Records that describe figures
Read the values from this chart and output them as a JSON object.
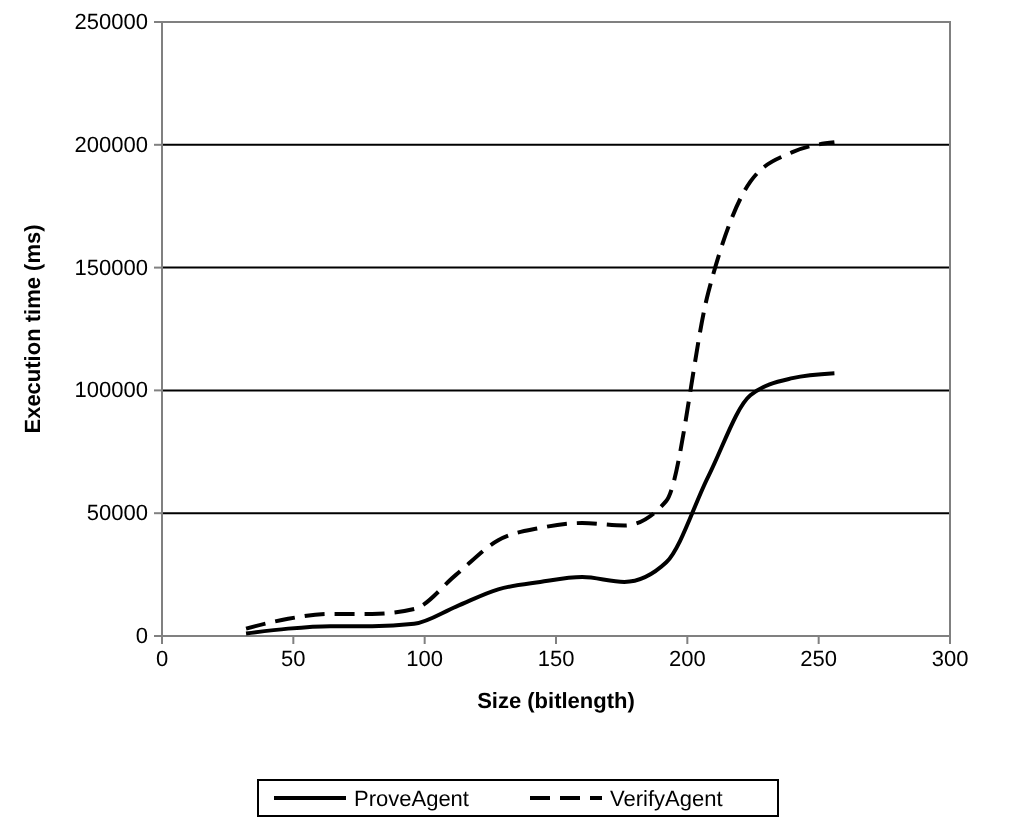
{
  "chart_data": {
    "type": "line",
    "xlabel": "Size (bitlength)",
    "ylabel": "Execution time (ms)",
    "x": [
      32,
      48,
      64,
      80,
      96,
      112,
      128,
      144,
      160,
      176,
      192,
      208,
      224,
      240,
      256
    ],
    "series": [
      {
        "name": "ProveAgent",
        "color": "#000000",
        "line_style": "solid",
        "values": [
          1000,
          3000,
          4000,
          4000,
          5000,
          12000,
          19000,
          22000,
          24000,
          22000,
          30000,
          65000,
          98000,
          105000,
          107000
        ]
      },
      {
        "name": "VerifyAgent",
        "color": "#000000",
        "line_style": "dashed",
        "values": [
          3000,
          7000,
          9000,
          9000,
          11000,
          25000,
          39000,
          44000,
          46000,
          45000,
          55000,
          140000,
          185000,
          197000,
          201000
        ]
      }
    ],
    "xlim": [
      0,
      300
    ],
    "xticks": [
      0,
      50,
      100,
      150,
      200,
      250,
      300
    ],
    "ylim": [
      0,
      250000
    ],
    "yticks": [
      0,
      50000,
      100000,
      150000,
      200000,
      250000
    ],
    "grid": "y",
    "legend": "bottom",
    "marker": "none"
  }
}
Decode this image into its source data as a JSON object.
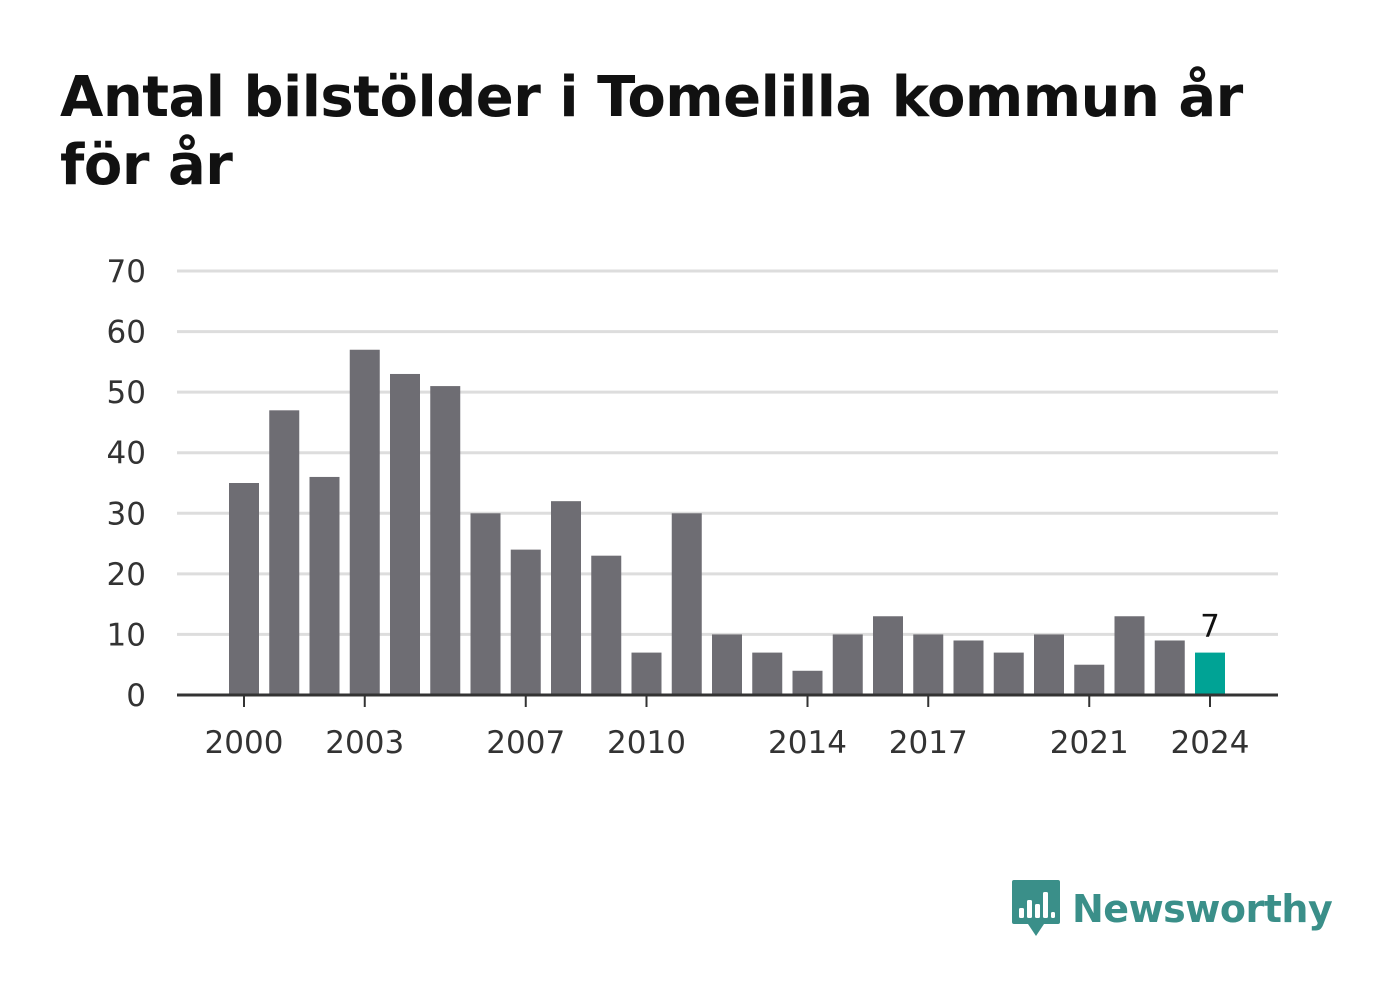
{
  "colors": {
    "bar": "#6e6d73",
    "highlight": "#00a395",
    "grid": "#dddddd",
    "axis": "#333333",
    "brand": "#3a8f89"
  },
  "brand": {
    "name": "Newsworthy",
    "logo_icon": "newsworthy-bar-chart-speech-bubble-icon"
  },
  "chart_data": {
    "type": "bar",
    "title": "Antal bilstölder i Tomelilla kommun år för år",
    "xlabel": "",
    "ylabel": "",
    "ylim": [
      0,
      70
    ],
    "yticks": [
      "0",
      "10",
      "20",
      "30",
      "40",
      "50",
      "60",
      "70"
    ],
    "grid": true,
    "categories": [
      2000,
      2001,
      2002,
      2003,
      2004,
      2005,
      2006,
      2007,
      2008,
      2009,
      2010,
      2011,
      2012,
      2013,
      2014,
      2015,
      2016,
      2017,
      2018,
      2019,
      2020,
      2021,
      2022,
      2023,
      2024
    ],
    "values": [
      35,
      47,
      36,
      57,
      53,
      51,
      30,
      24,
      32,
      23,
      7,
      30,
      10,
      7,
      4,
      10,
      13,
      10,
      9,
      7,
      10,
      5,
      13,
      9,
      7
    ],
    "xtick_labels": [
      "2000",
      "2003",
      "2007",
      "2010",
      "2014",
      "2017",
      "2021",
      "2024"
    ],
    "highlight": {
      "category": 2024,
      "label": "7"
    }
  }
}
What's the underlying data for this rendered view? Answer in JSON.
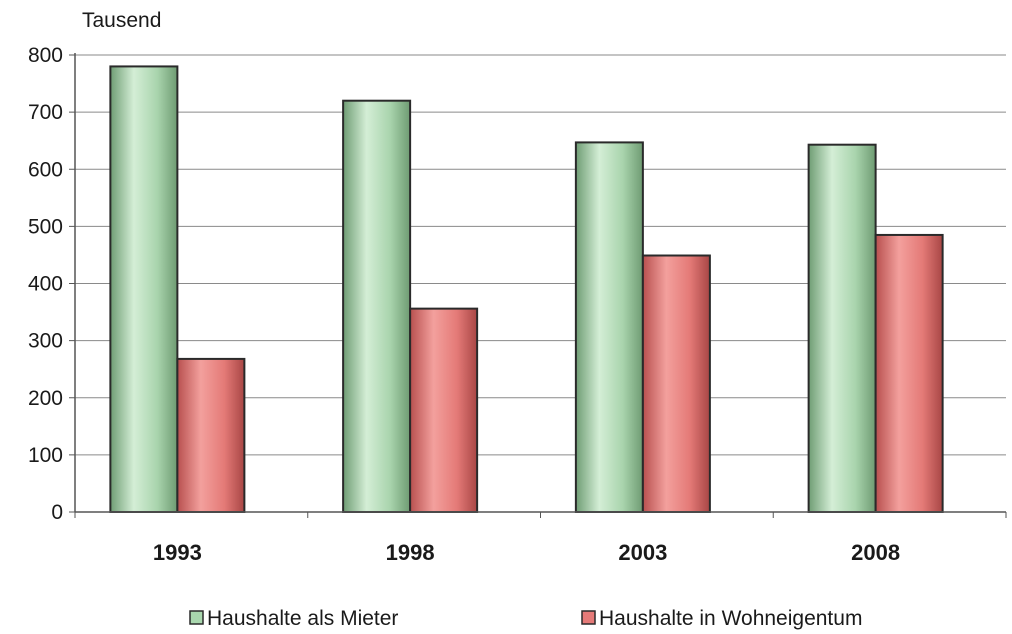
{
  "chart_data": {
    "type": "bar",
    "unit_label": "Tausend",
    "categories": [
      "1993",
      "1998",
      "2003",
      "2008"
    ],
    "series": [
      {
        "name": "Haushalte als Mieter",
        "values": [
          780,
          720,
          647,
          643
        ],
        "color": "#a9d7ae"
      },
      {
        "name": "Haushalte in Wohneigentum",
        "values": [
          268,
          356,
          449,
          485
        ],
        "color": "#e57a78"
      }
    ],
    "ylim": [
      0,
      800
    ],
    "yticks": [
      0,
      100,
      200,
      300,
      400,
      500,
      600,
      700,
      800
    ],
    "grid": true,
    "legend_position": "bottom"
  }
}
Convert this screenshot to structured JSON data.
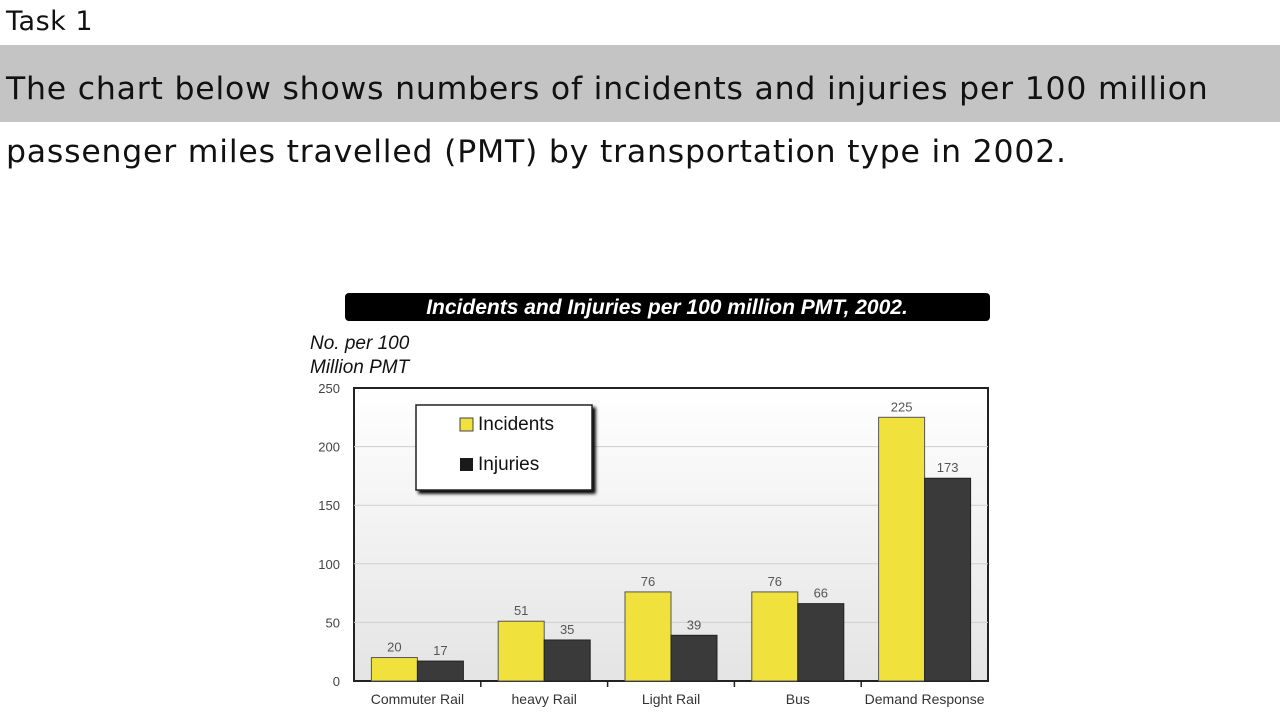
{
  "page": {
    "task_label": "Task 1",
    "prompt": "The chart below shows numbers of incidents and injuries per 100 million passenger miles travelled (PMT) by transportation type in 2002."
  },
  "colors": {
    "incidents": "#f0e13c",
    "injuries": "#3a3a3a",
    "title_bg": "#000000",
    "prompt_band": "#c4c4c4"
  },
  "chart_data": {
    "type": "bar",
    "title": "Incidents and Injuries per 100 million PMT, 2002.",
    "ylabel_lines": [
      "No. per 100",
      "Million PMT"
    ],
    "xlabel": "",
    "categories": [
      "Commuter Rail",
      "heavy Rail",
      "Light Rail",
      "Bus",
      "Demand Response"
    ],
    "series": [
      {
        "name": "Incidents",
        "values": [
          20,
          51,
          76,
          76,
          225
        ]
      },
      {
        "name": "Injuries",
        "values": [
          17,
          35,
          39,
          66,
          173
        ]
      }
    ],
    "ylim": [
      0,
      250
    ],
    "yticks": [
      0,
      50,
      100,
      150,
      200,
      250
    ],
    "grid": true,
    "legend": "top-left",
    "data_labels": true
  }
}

* _Given exercise_
Pictures are excluded; repeat every record exactly.

* _Result of this task_
Read the values from this chart and output them as a JSON object.
{
  "chart_data": {
    "type": "line",
    "xlabel": "Size (bitlength)",
    "ylabel": "Execution time (ms)",
    "x": [
      32,
      48,
      64,
      80,
      96,
      112,
      128,
      144,
      160,
      176,
      192,
      208,
      224,
      240,
      256
    ],
    "series": [
      {
        "name": "ProveAgent",
        "color": "#000000",
        "line_style": "solid",
        "values": [
          1000,
          3000,
          4000,
          4000,
          5000,
          12000,
          19000,
          22000,
          24000,
          22000,
          30000,
          65000,
          98000,
          105000,
          107000
        ]
      },
      {
        "name": "VerifyAgent",
        "color": "#000000",
        "line_style": "dashed",
        "values": [
          3000,
          7000,
          9000,
          9000,
          11000,
          25000,
          39000,
          44000,
          46000,
          45000,
          55000,
          140000,
          185000,
          197000,
          201000
        ]
      }
    ],
    "xlim": [
      0,
      300
    ],
    "xticks": [
      0,
      50,
      100,
      150,
      200,
      250,
      300
    ],
    "ylim": [
      0,
      250000
    ],
    "yticks": [
      0,
      50000,
      100000,
      150000,
      200000,
      250000
    ],
    "grid": "y",
    "legend": "bottom",
    "marker": "none"
  }
}
Decode this image into its source data as a JSON object.
{
  "colors": {
    "bar": "#6e6d73",
    "highlight": "#00a395",
    "grid": "#dddddd",
    "axis": "#333333",
    "brand": "#3a8f89"
  },
  "brand": {
    "name": "Newsworthy",
    "logo_icon": "newsworthy-bar-chart-speech-bubble-icon"
  },
  "chart_data": {
    "type": "bar",
    "title": "Antal bilstölder i Tomelilla kommun år för år",
    "xlabel": "",
    "ylabel": "",
    "ylim": [
      0,
      70
    ],
    "yticks": [
      "0",
      "10",
      "20",
      "30",
      "40",
      "50",
      "60",
      "70"
    ],
    "grid": true,
    "categories": [
      2000,
      2001,
      2002,
      2003,
      2004,
      2005,
      2006,
      2007,
      2008,
      2009,
      2010,
      2011,
      2012,
      2013,
      2014,
      2015,
      2016,
      2017,
      2018,
      2019,
      2020,
      2021,
      2022,
      2023,
      2024
    ],
    "values": [
      35,
      47,
      36,
      57,
      53,
      51,
      30,
      24,
      32,
      23,
      7,
      30,
      10,
      7,
      4,
      10,
      13,
      10,
      9,
      7,
      10,
      5,
      13,
      9,
      7
    ],
    "xtick_labels": [
      "2000",
      "2003",
      "2007",
      "2010",
      "2014",
      "2017",
      "2021",
      "2024"
    ],
    "highlight": {
      "category": 2024,
      "label": "7"
    }
  }
}
What's the underlying data for this rendered view? Answer in JSON.
{
  "chart_data": {
    "type": "bar",
    "unit_label": "Tausend",
    "categories": [
      "1993",
      "1998",
      "2003",
      "2008"
    ],
    "series": [
      {
        "name": "Haushalte als Mieter",
        "values": [
          780,
          720,
          647,
          643
        ],
        "color": "#a9d7ae"
      },
      {
        "name": "Haushalte in Wohneigentum",
        "values": [
          268,
          356,
          449,
          485
        ],
        "color": "#e57a78"
      }
    ],
    "ylim": [
      0,
      800
    ],
    "yticks": [
      0,
      100,
      200,
      300,
      400,
      500,
      600,
      700,
      800
    ],
    "grid": true,
    "legend_position": "bottom"
  }
}
Convert this screenshot to structured JSON data.
{
  "page": {
    "task_label": "Task 1",
    "prompt": "The chart below shows numbers of incidents and injuries per 100 million passenger miles travelled (PMT) by transportation type in 2002."
  },
  "colors": {
    "incidents": "#f0e13c",
    "injuries": "#3a3a3a",
    "title_bg": "#000000",
    "prompt_band": "#c4c4c4"
  },
  "chart_data": {
    "type": "bar",
    "title": "Incidents and Injuries per 100 million PMT, 2002.",
    "ylabel_lines": [
      "No. per 100",
      "Million PMT"
    ],
    "xlabel": "",
    "categories": [
      "Commuter Rail",
      "heavy Rail",
      "Light Rail",
      "Bus",
      "Demand Response"
    ],
    "series": [
      {
        "name": "Incidents",
        "values": [
          20,
          51,
          76,
          76,
          225
        ]
      },
      {
        "name": "Injuries",
        "values": [
          17,
          35,
          39,
          66,
          173
        ]
      }
    ],
    "ylim": [
      0,
      250
    ],
    "yticks": [
      0,
      50,
      100,
      150,
      200,
      250
    ],
    "grid": true,
    "legend": "top-left",
    "data_labels": true
  }
}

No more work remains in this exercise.